What is expected: Output all of the records exactly as written.

Supplied records:
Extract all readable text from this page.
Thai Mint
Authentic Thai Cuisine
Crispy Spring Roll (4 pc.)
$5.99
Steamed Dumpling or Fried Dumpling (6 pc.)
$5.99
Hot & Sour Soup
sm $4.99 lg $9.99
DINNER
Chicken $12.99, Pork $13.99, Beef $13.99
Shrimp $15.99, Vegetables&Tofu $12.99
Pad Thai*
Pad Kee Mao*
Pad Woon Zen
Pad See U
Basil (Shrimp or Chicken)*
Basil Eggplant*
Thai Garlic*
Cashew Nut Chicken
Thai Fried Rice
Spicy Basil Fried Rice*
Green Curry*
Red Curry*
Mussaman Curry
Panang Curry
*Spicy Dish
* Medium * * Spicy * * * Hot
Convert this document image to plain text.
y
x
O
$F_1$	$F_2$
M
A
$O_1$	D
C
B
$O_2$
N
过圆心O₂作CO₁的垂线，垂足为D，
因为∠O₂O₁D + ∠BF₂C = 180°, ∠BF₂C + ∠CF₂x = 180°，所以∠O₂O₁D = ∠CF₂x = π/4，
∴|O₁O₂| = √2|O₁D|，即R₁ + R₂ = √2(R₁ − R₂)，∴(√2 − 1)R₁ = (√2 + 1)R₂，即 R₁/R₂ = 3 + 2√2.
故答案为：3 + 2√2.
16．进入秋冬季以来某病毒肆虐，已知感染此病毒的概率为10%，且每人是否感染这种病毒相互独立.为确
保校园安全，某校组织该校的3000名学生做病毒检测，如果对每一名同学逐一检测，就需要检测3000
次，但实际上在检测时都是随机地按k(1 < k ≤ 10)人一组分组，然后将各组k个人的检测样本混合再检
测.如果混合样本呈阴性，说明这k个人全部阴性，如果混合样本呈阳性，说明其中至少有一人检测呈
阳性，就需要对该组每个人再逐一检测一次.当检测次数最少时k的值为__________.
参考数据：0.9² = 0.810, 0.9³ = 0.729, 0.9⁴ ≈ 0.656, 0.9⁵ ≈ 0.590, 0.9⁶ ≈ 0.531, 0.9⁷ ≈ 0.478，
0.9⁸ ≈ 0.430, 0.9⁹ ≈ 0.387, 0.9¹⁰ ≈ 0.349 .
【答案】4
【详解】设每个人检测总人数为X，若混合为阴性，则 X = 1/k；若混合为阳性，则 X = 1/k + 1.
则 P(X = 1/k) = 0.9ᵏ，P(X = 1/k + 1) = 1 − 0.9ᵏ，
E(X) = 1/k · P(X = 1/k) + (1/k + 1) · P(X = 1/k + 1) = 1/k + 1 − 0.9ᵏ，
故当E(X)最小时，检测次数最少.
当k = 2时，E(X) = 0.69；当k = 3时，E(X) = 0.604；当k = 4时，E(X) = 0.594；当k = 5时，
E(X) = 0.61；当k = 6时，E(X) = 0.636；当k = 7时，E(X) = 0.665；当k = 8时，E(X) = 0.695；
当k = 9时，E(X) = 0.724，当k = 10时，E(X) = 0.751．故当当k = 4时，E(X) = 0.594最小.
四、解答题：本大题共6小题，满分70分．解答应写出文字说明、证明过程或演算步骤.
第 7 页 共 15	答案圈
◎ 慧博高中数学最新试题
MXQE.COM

Written solution:
Extract all readable text from this page.
Thai Mint
Authentic Thai Cuisine
Crispy Spring Roll (4 pc.)
$5.99
Steamed Dumpling or Fried Dumpling (6 pc.)
$5.99
Hot & Sour Soup
sm $4.99 lg $9.99
DINNER
Chicken $12.99, Pork $13.99, Beef $13.99
Shrimp $15.99, Vegetables&Tofu $12.99
Pad Thai*
Pad Kee Mao*
Pad Woon Zen
Pad See U
Basil (Shrimp or Chicken)*
Basil Eggplant*
Thai Garlic*
Cashew Nut Chicken
Thai Fried Rice
Spicy Basil Fried Rice*
Green Curry*
Red Curry*
Mussaman Curry
Panang Curry
*Spicy Dish
* Medium * * Spicy * * * Hot
Convert this document image to plain text.
y
x
O
$F_1$	$F_2$
M
A
$O_1$	D
C
B
$O_2$
N
过圆心O₂作CO₁的垂线，垂足为D，
因为∠O₂O₁D + ∠BF₂C = 180°, ∠BF₂C + ∠CF₂x = 180°，所以∠O₂O₁D = ∠CF₂x = π/4，
∴|O₁O₂| = √2|O₁D|，即R₁ + R₂ = √2(R₁ − R₂)，∴(√2 − 1)R₁ = (√2 + 1)R₂，即 R₁/R₂ = 3 + 2√2.
故答案为：3 + 2√2.
16．进入秋冬季以来某病毒肆虐，已知感染此病毒的概率为10%，且每人是否感染这种病毒相互独立.为确
保校园安全，某校组织该校的3000名学生做病毒检测，如果对每一名同学逐一检测，就需要检测3000
次，但实际上在检测时都是随机地按k(1 < k ≤ 10)人一组分组，然后将各组k个人的检测样本混合再检
测.如果混合样本呈阴性，说明这k个人全部阴性，如果混合样本呈阳性，说明其中至少有一人检测呈
阳性，就需要对该组每个人再逐一检测一次.当检测次数最少时k的值为__________.
参考数据：0.9² = 0.810, 0.9³ = 0.729, 0.9⁴ ≈ 0.656, 0.9⁵ ≈ 0.590, 0.9⁶ ≈ 0.531, 0.9⁷ ≈ 0.478，
0.9⁸ ≈ 0.430, 0.9⁹ ≈ 0.387, 0.9¹⁰ ≈ 0.349 .
【答案】4
【详解】设每个人检测总人数为X，若混合为阴性，则 X = 1/k；若混合为阳性，则 X = 1/k + 1.
则 P(X = 1/k) = 0.9ᵏ，P(X = 1/k + 1) = 1 − 0.9ᵏ，
E(X) = 1/k · P(X = 1/k) + (1/k + 1) · P(X = 1/k + 1) = 1/k + 1 − 0.9ᵏ，
故当E(X)最小时，检测次数最少.
当k = 2时，E(X) = 0.69；当k = 3时，E(X) = 0.604；当k = 4时，E(X) = 0.594；当k = 5时，
E(X) = 0.61；当k = 6时，E(X) = 0.636；当k = 7时，E(X) = 0.665；当k = 8时，E(X) = 0.695；
当k = 9时，E(X) = 0.724，当k = 10时，E(X) = 0.751．故当当k = 4时，E(X) = 0.594最小.
四、解答题：本大题共6小题，满分70分．解答应写出文字说明、证明过程或演算步骤.
第 7 页 共 15	答案圈
◎ 慧博高中数学最新试题
MXQE.COM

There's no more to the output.